Stored data entries
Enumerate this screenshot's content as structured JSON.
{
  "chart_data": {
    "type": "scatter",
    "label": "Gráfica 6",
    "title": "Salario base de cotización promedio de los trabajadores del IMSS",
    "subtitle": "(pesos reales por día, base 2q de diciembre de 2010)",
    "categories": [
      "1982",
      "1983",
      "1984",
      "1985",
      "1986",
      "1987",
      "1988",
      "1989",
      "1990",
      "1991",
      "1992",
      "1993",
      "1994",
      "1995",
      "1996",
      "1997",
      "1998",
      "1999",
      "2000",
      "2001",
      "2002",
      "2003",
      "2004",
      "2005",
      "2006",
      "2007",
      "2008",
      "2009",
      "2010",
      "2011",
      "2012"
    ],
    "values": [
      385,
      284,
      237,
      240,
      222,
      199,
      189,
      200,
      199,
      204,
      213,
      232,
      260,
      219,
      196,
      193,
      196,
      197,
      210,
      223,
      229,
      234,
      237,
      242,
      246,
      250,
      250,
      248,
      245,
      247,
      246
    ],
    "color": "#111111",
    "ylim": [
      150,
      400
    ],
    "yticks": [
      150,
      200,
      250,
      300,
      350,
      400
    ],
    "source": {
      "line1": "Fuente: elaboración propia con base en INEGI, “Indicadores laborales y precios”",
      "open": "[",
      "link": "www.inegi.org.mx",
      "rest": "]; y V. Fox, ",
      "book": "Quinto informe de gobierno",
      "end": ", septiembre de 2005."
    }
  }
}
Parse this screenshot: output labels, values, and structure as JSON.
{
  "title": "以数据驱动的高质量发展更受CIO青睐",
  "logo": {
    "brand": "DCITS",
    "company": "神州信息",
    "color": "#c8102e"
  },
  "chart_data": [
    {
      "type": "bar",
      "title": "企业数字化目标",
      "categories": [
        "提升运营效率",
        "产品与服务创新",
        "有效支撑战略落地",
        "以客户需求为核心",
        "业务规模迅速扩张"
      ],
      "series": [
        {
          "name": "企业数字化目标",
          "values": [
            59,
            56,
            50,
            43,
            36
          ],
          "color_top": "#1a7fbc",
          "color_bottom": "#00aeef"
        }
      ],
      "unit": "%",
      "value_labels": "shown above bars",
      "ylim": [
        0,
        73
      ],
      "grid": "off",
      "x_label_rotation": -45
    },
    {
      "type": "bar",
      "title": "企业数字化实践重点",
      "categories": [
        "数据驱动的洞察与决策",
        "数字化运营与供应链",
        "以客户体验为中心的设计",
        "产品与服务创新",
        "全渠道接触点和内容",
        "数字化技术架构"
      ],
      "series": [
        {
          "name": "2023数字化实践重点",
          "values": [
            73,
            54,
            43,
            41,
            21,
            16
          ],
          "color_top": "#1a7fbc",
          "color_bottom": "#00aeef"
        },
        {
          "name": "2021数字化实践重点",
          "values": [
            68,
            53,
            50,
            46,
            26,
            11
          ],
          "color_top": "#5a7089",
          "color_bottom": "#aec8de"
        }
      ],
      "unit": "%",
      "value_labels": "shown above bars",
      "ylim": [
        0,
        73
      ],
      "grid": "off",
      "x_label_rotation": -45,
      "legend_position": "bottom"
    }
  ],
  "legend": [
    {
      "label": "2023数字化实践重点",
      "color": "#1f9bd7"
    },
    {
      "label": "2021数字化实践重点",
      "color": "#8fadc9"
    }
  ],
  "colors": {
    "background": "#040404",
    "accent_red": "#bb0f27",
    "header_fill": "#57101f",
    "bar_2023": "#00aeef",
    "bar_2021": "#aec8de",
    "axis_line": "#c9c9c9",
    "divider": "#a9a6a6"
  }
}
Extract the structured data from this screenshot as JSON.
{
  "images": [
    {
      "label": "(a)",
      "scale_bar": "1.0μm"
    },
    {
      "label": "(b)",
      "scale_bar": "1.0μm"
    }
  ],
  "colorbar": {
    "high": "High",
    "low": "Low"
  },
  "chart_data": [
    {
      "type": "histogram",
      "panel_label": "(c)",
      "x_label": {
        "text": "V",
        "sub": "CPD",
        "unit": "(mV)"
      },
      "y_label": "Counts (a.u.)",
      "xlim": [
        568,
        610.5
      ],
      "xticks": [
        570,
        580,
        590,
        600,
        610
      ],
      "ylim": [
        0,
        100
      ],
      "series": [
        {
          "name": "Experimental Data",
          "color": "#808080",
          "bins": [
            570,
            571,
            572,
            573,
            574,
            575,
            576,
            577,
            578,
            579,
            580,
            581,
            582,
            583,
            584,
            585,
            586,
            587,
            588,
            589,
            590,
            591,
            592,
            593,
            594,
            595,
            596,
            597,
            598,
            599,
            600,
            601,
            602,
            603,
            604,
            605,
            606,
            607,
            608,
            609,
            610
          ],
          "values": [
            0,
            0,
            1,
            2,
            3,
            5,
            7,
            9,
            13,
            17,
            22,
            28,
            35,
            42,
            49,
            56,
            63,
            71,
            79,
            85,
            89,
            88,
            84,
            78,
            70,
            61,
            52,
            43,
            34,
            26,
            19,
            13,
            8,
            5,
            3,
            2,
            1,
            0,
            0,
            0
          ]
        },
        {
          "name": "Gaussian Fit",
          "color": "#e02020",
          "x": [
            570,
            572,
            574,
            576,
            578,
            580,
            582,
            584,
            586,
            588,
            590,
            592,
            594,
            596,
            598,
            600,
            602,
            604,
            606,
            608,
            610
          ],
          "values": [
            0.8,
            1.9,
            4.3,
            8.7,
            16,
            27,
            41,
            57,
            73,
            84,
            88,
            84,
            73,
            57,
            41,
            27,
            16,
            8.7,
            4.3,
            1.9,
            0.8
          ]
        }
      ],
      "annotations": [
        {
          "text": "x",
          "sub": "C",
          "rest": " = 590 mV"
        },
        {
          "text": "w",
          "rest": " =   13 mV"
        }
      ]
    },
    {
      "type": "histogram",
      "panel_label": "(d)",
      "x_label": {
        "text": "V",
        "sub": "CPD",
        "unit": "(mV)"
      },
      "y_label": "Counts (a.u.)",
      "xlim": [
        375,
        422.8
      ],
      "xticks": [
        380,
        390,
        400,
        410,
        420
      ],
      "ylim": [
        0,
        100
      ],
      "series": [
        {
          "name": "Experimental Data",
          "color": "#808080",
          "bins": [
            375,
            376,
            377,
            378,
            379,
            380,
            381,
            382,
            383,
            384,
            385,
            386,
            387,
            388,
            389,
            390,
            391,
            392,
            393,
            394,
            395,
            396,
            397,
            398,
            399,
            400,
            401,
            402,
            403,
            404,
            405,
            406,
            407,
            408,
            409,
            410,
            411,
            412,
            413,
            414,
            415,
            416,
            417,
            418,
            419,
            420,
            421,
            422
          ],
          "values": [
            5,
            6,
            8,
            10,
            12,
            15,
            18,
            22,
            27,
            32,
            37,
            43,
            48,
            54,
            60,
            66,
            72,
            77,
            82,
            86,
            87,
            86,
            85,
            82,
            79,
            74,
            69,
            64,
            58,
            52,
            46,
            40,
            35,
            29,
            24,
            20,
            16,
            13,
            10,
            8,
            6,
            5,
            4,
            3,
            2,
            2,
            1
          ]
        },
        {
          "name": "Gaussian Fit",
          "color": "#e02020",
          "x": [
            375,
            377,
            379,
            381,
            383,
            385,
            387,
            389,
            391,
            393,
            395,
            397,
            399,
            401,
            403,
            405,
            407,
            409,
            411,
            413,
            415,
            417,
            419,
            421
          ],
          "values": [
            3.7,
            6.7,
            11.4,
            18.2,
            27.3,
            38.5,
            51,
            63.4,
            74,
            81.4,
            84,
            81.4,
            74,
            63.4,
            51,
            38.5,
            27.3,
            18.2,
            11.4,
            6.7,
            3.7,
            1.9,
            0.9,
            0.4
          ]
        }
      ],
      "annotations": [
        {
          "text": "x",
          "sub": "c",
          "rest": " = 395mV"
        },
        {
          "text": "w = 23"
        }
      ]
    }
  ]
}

TASK TO COMPLETE: Return all lines containing the word "this".

PROBLEM SOLUTION:
Enumerate this screenshot's content as structured JSON.
Parse this screenshot: output labels, values, and structure as JSON.
Extract the structured data from this screenshot as JSON.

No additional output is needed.